(Stored data)

★ ★ ★ ★ ★ ★ ★

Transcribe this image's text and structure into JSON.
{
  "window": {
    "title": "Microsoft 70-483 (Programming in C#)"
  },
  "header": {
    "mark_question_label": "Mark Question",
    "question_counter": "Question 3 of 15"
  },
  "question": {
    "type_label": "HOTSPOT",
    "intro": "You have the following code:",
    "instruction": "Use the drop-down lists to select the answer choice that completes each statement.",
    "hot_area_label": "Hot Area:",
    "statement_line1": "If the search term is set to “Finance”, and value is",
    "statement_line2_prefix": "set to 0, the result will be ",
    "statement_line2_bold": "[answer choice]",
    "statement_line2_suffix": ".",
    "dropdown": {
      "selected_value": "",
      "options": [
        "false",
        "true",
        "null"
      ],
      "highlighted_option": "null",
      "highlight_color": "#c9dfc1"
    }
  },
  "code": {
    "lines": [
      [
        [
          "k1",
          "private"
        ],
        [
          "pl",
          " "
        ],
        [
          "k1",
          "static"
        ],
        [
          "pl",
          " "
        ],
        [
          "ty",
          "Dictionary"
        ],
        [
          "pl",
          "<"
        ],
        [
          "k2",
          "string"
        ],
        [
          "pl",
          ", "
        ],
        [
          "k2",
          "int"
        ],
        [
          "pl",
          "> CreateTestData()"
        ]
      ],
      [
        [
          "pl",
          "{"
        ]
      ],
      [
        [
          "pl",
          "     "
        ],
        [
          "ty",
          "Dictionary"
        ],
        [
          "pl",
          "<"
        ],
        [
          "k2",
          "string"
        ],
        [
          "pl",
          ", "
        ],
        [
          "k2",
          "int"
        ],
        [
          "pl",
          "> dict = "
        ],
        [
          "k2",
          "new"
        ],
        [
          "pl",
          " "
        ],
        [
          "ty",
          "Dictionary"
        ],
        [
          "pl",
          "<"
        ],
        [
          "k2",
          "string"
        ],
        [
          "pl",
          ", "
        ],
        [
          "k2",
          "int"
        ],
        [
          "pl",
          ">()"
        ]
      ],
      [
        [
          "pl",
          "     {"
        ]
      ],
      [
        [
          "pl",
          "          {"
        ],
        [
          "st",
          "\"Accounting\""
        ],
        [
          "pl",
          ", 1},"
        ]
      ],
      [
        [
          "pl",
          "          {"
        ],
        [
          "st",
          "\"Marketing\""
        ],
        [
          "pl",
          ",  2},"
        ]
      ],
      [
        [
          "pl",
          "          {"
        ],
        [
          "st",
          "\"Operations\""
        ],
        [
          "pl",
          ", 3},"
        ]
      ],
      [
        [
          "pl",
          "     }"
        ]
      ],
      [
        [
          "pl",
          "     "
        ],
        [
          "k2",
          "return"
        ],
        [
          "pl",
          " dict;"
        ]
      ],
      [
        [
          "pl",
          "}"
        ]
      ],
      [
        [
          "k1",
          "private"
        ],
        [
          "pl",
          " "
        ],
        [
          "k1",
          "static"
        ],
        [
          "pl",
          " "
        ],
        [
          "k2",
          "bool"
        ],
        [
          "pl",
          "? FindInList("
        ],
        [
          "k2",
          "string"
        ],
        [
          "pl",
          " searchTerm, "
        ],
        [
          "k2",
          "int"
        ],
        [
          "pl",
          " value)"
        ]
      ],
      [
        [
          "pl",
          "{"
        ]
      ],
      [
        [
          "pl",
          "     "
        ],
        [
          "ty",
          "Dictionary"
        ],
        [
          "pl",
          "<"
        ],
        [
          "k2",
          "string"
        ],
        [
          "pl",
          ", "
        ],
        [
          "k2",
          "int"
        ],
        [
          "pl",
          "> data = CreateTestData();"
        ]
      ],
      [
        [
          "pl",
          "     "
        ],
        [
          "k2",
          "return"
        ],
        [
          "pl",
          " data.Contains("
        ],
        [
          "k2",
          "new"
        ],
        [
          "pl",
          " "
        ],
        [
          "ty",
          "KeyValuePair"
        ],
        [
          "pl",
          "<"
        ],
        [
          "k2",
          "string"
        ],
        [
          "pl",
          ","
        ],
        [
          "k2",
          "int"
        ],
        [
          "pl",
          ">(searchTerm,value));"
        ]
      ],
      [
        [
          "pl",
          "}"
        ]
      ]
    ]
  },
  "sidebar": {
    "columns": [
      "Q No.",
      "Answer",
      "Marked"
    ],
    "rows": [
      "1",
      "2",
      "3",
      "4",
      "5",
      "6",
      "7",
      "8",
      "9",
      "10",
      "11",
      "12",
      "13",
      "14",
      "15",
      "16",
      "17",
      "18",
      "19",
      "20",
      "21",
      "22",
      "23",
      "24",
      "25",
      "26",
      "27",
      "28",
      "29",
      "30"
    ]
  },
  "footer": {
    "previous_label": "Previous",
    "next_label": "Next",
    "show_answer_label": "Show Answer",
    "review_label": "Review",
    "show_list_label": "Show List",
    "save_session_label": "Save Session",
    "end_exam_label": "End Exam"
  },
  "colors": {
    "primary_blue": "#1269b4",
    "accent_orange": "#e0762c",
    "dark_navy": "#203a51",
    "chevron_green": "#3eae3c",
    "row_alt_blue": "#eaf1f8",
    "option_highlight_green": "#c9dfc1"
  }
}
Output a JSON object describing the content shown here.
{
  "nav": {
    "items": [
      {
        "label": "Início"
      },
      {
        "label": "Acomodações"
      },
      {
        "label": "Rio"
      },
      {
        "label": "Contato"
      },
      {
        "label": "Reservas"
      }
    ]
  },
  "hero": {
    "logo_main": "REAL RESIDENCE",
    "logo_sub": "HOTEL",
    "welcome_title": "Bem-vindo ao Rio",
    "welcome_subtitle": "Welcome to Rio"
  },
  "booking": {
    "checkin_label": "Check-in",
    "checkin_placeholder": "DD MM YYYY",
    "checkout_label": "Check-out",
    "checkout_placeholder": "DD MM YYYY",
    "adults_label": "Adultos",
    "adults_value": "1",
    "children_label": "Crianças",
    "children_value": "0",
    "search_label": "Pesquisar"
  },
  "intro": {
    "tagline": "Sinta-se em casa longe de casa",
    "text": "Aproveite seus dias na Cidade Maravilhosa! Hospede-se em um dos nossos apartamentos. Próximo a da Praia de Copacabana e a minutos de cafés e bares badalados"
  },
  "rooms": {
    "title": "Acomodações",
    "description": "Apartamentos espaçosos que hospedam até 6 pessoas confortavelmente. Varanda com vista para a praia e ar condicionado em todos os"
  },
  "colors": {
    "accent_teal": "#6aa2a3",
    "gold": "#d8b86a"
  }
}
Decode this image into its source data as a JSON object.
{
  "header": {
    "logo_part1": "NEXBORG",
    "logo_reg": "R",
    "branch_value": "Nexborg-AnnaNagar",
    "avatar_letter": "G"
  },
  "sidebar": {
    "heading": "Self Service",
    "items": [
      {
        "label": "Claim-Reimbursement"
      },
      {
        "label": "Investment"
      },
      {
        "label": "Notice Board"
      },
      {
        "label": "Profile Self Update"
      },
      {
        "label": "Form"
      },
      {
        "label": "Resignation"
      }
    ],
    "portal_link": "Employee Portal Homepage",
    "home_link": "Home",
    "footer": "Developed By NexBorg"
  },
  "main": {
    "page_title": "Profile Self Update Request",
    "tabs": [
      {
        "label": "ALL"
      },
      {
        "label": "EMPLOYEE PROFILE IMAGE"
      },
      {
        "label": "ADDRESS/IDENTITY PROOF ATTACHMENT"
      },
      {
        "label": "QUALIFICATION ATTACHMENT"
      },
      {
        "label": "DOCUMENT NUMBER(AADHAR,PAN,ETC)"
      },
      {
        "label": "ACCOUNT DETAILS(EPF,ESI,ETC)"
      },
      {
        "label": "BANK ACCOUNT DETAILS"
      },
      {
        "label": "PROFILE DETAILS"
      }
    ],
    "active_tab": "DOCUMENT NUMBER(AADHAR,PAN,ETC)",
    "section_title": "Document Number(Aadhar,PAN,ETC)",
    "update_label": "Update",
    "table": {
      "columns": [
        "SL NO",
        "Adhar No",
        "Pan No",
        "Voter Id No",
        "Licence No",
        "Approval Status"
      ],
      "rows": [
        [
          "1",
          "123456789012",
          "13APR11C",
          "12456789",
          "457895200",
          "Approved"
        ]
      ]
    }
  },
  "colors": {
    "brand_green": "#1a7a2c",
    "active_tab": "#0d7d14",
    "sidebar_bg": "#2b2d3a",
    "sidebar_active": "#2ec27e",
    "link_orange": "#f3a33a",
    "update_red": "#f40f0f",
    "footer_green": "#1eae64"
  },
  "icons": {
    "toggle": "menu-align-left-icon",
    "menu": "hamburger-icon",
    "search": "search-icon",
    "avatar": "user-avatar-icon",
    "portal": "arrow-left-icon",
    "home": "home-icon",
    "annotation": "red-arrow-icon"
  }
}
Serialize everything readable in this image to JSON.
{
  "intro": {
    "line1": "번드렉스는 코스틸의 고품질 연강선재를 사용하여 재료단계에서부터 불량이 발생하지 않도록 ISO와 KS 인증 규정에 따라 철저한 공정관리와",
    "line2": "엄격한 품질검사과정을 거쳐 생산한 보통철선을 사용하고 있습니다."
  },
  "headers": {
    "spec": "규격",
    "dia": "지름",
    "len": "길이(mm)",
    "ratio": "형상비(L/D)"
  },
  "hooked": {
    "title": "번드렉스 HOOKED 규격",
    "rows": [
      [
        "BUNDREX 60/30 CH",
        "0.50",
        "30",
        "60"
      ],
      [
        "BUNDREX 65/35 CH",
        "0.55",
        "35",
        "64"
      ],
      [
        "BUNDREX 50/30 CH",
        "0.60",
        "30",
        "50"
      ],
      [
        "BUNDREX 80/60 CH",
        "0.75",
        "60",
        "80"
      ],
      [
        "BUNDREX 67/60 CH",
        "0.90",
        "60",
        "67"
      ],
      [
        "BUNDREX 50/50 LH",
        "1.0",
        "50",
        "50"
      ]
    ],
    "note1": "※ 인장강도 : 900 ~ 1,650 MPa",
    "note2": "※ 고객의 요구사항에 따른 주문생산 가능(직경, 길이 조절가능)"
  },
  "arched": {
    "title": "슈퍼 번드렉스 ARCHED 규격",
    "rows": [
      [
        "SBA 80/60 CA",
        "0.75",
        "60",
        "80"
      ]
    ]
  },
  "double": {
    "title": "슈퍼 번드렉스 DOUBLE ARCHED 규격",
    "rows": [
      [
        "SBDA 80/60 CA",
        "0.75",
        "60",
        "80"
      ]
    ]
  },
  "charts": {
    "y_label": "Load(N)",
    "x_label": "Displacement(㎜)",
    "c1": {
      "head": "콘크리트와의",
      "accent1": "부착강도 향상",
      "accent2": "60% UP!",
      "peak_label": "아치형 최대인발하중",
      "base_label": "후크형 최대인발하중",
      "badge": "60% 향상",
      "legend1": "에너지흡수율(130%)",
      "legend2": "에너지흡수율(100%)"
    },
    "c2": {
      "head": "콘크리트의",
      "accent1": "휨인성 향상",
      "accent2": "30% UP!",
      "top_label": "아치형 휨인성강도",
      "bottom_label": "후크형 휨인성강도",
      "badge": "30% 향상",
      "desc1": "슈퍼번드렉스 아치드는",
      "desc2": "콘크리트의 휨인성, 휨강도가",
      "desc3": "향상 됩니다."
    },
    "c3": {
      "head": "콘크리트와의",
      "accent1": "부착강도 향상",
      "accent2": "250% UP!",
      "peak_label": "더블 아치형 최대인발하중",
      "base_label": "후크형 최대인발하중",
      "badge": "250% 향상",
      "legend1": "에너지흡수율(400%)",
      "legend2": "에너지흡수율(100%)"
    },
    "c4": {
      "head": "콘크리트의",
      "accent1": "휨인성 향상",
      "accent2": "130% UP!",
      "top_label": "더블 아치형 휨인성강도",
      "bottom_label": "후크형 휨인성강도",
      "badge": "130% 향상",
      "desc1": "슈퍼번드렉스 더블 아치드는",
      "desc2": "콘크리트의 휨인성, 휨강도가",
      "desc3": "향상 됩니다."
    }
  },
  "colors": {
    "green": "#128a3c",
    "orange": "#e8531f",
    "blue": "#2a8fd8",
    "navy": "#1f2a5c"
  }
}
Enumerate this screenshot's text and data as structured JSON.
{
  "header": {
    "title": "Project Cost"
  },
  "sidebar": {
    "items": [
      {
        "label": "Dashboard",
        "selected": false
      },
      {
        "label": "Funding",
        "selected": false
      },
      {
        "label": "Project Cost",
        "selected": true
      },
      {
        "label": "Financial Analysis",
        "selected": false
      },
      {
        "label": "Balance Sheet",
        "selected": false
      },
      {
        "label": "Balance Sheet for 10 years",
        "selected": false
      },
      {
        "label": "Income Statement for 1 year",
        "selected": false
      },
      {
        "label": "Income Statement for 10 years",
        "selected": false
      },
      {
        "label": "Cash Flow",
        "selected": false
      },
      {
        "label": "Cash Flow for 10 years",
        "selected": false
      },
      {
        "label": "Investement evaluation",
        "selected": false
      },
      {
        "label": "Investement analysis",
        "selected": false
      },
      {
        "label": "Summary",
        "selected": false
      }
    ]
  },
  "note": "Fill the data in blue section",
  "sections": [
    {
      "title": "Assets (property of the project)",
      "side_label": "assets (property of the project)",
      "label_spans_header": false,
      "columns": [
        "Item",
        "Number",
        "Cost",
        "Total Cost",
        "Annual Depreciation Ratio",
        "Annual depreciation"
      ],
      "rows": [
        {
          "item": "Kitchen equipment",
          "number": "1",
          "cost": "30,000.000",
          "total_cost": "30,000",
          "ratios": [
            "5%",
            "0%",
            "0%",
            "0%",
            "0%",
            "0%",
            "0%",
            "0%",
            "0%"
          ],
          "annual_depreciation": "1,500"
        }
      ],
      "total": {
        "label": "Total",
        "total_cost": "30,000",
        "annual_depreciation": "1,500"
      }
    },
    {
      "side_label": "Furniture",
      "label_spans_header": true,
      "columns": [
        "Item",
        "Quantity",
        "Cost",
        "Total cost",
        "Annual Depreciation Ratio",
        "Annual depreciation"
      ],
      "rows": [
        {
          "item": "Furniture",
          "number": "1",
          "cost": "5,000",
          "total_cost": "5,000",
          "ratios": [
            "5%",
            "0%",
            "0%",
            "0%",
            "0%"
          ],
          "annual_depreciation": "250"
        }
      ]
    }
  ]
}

★ ★ ★ ★ ★ ★ ★

→ The exercise
Identify each line of the material where the word "property" shows up, and copy it.

→ Result below
      "title": "Assets (property of the project)",
      "side_label": "assets (property of the project)",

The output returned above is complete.